● **Direction**: Scan the listing that follows and report how many lines contain "Broadband". Write the number alone.

(Collected data entries)
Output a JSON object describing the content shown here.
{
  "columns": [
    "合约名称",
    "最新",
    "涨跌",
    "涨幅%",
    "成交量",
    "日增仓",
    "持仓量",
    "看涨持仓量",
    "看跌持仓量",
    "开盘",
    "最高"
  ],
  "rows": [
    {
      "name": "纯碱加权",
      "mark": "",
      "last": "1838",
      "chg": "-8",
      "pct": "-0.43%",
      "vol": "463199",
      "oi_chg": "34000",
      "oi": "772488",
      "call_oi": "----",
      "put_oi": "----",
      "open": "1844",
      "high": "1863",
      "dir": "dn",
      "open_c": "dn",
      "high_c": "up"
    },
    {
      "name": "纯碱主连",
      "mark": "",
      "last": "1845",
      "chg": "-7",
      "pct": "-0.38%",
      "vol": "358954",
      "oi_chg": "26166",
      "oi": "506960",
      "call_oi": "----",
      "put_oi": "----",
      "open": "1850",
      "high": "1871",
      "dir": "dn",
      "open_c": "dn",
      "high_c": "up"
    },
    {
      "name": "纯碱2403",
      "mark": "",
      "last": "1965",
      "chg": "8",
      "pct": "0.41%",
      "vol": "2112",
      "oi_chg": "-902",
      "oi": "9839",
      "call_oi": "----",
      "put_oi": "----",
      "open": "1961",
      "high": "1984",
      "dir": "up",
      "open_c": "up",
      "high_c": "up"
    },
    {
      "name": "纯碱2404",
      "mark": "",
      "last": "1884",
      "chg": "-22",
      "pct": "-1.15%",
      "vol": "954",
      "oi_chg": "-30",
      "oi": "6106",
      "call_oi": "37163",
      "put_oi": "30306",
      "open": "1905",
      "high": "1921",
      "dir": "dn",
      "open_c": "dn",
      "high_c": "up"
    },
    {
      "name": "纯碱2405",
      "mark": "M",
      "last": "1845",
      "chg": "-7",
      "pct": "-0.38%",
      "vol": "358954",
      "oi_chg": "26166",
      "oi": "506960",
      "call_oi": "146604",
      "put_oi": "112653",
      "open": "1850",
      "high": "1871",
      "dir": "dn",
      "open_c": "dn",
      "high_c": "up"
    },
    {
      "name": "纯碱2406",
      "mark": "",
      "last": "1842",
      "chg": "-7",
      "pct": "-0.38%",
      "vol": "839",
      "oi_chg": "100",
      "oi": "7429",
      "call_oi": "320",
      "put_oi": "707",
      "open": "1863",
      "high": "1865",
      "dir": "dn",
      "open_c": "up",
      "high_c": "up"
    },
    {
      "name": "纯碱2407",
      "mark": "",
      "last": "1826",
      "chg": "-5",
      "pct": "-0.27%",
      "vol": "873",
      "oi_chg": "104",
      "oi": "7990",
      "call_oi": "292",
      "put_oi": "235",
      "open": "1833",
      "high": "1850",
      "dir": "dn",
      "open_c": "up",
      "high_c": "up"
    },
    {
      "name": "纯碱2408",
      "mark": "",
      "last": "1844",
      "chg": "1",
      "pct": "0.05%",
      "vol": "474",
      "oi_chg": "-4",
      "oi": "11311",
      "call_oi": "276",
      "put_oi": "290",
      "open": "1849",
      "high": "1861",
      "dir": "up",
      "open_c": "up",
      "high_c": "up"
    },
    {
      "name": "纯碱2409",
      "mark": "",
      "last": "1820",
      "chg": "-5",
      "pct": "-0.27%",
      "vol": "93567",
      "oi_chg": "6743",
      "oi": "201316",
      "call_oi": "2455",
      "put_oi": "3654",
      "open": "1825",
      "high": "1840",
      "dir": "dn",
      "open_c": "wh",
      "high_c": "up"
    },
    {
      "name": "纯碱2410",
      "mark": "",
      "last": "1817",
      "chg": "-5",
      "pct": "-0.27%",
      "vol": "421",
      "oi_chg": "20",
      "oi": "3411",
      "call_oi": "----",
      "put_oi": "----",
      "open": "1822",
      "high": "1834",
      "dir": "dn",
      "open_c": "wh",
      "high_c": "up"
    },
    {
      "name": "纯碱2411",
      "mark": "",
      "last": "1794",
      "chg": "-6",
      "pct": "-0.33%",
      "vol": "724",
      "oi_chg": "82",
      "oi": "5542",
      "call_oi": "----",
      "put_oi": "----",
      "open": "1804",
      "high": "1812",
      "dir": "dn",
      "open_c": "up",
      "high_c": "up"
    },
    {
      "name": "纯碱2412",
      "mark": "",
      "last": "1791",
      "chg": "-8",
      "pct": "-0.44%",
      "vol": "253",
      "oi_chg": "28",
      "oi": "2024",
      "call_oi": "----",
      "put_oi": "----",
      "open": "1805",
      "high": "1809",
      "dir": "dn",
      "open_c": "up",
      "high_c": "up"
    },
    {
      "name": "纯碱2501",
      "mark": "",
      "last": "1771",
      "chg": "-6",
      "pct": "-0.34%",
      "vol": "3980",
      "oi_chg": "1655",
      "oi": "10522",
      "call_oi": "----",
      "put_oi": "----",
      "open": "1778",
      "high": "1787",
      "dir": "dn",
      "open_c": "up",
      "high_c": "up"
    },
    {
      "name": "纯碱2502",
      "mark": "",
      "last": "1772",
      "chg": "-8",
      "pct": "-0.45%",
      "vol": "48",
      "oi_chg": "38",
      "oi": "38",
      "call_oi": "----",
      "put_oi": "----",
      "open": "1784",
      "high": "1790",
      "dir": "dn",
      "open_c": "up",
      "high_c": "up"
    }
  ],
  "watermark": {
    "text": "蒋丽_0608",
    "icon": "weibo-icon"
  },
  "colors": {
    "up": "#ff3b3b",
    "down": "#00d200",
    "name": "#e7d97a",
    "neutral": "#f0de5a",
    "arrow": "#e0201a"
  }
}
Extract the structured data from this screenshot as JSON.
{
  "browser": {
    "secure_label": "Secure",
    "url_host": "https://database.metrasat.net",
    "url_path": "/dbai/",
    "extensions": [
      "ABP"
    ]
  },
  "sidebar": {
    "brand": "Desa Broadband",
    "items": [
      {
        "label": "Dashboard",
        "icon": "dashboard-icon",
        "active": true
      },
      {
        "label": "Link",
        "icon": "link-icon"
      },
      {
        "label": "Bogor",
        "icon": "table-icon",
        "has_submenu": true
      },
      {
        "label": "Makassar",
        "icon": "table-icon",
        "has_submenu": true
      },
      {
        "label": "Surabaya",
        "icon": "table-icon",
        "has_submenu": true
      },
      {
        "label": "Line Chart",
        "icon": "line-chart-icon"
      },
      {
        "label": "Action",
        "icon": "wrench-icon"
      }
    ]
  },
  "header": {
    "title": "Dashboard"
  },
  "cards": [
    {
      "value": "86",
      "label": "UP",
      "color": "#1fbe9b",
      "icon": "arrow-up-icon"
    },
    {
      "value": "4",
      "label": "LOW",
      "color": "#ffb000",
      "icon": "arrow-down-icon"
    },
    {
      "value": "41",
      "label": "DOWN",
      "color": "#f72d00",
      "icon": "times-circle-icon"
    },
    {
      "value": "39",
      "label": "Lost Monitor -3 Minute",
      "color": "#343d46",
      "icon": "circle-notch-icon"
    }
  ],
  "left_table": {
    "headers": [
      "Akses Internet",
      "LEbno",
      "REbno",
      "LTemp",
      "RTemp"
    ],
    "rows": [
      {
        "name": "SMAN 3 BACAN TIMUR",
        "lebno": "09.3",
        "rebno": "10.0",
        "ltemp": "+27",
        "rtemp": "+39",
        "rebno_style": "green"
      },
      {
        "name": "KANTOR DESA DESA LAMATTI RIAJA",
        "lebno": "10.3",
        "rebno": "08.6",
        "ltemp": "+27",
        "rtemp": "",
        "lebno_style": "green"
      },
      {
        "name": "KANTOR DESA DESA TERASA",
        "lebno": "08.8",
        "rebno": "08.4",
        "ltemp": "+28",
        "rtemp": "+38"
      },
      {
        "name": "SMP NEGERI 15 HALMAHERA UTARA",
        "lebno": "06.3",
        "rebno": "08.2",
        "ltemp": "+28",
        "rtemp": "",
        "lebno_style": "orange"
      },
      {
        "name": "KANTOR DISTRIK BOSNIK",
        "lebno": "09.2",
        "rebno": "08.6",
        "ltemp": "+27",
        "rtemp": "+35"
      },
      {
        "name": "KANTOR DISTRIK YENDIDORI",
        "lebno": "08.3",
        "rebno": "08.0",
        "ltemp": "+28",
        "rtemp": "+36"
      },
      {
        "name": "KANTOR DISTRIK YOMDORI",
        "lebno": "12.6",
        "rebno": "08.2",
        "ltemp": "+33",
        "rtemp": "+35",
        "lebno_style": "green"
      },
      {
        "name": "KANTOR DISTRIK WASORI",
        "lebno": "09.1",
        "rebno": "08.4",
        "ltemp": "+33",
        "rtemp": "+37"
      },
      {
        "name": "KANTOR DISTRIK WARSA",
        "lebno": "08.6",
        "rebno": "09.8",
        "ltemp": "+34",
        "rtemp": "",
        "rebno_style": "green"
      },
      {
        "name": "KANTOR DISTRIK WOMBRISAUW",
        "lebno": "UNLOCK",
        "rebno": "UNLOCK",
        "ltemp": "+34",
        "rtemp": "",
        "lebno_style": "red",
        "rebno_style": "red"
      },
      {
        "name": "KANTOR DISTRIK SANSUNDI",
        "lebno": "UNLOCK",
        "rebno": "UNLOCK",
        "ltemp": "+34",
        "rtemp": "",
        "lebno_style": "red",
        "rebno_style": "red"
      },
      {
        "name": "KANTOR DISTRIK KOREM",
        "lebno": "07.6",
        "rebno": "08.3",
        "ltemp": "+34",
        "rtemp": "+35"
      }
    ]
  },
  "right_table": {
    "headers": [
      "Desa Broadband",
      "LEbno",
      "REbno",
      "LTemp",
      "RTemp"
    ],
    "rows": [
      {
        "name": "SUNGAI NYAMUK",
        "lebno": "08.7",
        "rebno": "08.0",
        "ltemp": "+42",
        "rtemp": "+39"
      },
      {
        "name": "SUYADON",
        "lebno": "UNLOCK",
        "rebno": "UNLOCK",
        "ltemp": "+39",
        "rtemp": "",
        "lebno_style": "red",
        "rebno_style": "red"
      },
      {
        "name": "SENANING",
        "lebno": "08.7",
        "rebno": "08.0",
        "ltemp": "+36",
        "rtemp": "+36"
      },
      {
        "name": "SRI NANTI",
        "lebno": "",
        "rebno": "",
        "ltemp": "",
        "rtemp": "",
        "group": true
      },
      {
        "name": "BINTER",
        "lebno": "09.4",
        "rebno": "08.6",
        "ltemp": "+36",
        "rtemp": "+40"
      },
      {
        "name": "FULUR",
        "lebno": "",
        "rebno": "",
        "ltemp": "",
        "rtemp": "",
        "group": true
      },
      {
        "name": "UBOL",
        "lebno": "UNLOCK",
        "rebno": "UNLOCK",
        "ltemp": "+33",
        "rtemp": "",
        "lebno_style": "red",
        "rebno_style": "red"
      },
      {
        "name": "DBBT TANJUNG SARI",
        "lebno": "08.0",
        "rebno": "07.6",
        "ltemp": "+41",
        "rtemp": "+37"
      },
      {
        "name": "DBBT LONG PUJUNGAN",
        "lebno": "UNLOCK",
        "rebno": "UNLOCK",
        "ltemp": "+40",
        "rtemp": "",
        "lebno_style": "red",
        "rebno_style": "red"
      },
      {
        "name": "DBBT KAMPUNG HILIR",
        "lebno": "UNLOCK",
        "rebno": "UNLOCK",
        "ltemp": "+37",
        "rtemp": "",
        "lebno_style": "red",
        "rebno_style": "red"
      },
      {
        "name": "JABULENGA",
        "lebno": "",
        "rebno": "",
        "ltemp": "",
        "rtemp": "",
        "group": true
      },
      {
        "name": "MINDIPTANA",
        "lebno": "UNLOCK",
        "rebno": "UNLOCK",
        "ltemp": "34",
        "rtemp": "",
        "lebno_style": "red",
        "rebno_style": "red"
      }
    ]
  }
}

● **Response**: 2